**Provided data**
++++++
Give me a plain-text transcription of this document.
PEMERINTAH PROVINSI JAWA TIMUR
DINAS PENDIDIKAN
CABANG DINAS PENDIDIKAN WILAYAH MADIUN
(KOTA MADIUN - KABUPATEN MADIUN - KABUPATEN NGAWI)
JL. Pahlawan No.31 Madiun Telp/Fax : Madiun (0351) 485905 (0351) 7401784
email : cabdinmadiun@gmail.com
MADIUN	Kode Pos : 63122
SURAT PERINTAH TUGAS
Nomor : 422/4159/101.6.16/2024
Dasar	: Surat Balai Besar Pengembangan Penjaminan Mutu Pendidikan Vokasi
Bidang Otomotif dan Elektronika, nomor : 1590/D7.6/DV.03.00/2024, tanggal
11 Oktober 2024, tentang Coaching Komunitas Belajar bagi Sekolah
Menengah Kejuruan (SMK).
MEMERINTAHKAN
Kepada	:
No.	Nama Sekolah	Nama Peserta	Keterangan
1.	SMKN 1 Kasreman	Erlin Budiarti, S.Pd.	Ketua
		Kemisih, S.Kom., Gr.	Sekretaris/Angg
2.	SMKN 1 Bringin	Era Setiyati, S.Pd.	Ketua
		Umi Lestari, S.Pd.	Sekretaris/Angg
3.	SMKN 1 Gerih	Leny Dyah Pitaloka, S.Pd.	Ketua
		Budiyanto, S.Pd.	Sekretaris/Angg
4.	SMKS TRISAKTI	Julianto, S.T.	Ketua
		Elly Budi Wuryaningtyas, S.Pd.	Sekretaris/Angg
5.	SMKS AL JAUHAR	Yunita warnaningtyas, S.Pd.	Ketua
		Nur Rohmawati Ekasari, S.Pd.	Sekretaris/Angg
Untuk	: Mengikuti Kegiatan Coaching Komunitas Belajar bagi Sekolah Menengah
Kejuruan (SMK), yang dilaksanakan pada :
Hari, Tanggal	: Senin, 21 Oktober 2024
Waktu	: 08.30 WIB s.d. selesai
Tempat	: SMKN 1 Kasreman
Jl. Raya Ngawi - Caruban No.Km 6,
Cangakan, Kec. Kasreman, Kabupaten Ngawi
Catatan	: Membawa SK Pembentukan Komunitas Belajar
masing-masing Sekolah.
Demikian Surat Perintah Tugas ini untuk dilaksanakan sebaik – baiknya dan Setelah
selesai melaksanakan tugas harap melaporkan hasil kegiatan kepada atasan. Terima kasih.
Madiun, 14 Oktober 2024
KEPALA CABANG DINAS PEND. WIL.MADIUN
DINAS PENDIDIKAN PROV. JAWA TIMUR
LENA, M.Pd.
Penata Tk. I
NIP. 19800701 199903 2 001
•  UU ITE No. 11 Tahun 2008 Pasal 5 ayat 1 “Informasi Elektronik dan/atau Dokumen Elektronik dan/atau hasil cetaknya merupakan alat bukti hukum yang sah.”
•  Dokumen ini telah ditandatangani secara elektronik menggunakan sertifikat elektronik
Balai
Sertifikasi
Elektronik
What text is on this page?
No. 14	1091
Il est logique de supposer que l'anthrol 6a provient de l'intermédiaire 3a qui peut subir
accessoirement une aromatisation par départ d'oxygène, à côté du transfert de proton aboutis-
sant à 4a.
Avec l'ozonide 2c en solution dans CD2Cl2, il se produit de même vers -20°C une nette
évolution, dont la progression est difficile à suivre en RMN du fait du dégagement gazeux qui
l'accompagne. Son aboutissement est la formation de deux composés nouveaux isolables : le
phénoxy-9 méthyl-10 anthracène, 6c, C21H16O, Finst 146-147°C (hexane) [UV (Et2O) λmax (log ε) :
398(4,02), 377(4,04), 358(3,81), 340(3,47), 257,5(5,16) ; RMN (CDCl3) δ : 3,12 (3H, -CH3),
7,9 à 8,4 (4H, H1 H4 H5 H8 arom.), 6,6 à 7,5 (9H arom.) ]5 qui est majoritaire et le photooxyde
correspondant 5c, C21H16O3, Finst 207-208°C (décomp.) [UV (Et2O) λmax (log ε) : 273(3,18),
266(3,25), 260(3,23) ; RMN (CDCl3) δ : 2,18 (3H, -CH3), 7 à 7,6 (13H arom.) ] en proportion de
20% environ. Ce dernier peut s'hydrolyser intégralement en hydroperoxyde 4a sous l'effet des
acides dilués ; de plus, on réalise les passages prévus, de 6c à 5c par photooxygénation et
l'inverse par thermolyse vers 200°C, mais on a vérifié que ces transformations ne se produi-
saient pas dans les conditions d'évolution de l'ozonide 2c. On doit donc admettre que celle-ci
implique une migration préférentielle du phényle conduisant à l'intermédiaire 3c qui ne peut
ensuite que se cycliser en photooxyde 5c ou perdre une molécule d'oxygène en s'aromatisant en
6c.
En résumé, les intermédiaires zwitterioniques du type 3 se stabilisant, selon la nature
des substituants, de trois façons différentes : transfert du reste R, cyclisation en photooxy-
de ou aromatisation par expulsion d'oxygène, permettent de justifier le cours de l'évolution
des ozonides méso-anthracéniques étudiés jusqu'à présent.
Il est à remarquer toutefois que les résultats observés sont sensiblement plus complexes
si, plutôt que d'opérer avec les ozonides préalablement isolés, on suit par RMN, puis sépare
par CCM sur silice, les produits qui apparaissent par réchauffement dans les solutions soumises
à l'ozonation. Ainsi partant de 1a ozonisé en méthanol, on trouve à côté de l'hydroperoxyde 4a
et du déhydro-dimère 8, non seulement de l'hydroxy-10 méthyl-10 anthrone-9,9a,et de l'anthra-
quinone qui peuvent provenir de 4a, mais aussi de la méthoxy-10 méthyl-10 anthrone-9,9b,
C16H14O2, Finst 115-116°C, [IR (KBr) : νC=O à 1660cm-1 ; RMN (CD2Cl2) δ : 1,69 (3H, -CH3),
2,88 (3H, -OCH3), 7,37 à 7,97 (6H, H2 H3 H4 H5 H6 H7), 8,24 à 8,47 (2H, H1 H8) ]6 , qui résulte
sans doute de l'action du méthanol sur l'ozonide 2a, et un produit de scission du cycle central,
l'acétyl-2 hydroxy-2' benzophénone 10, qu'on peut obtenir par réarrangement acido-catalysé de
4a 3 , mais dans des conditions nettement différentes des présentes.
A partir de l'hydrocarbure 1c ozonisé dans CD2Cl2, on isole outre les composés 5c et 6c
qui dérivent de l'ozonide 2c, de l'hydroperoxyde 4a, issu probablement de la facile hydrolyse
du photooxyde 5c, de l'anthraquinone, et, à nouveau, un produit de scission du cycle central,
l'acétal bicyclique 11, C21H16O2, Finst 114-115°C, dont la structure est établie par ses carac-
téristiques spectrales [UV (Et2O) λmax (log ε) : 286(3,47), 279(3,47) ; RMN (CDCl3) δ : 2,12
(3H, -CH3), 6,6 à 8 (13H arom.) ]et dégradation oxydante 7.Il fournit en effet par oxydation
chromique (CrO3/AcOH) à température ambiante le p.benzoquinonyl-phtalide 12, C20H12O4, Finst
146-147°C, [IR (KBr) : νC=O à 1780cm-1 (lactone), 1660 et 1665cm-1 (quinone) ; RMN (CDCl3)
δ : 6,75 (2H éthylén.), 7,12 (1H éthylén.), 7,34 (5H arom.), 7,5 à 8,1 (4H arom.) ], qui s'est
++++++
**Task brief**
Filter the records above and return every line that holds the word "SMKN".

**Answer for this exercise**
1.	SMKN 1 Kasreman	Erlin Budiarti, S.Pd.	Ketua
2.	SMKN 1 Bringin	Era Setiyati, S.Pd.	Ketua
3.	SMKN 1 Gerih	Leny Dyah Pitaloka, S.Pd.	Ketua
Tempat	: SMKN 1 Kasreman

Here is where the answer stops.